▶ THE REQUEST
Repeat each line exactly, leaving nothing out.

▶ SUPPLIED DATA
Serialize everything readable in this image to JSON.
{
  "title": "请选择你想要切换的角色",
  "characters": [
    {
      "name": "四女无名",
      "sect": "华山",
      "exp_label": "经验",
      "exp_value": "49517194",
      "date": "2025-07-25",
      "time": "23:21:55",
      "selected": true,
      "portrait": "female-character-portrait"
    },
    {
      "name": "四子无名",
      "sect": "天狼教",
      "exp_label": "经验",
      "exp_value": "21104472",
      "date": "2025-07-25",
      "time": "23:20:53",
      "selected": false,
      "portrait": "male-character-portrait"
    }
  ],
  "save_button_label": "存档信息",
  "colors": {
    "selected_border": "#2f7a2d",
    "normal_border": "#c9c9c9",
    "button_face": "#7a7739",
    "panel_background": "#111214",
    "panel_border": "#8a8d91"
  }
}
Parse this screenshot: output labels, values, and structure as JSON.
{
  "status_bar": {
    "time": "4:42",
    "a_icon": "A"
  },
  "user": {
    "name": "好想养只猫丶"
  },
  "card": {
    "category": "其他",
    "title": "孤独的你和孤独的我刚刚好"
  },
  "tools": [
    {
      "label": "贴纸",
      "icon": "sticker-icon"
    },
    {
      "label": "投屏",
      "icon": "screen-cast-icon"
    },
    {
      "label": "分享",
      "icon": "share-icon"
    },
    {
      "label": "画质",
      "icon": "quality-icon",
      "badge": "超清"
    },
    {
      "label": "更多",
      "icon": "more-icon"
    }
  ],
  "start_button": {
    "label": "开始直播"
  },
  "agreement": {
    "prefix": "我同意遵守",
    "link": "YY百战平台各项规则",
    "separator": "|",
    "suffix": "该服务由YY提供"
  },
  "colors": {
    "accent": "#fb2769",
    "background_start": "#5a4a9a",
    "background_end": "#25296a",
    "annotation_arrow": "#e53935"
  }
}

▶ EXERCISE ANSWER
Serialize everything readable in this image to JSON.
{
  "title": "请选择你想要切换的角色",
  "characters": [
    {
      "name": "四女无名",
      "sect": "华山",
      "exp_label": "经验",
      "exp_value": "49517194",
      "date": "2025-07-25",
      "time": "23:21:55",
      "selected": true,
      "portrait": "female-character-portrait"
    },
    {
      "name": "四子无名",
      "sect": "天狼教",
      "exp_label": "经验",
      "exp_value": "21104472",
      "date": "2025-07-25",
      "time": "23:20:53",
      "selected": false,
      "portrait": "male-character-portrait"
    }
  ],
  "save_button_label": "存档信息",
  "colors": {
    "selected_border": "#2f7a2d",
    "normal_border": "#c9c9c9",
    "button_face": "#7a7739",
    "panel_background": "#111214",
    "panel_border": "#8a8d91"
  }
}
Parse this screenshot: output labels, values, and structure as JSON.
{
  "status_bar": {
    "time": "4:42",
    "a_icon": "A"
  },
  "user": {
    "name": "好想养只猫丶"
  },
  "card": {
    "category": "其他",
    "title": "孤独的你和孤独的我刚刚好"
  },
  "tools": [
    {
      "label": "贴纸",
      "icon": "sticker-icon"
    },
    {
      "label": "投屏",
      "icon": "screen-cast-icon"
    },
    {
      "label": "分享",
      "icon": "share-icon"
    },
    {
      "label": "画质",
      "icon": "quality-icon",
      "badge": "超清"
    },
    {
      "label": "更多",
      "icon": "more-icon"
    }
  ],
  "start_button": {
    "label": "开始直播"
  },
  "agreement": {
    "prefix": "我同意遵守",
    "link": "YY百战平台各项规则",
    "separator": "|",
    "suffix": "该服务由YY提供"
  },
  "colors": {
    "accent": "#fb2769",
    "background_start": "#5a4a9a",
    "background_end": "#25296a",
    "annotation_arrow": "#e53935"
  }
}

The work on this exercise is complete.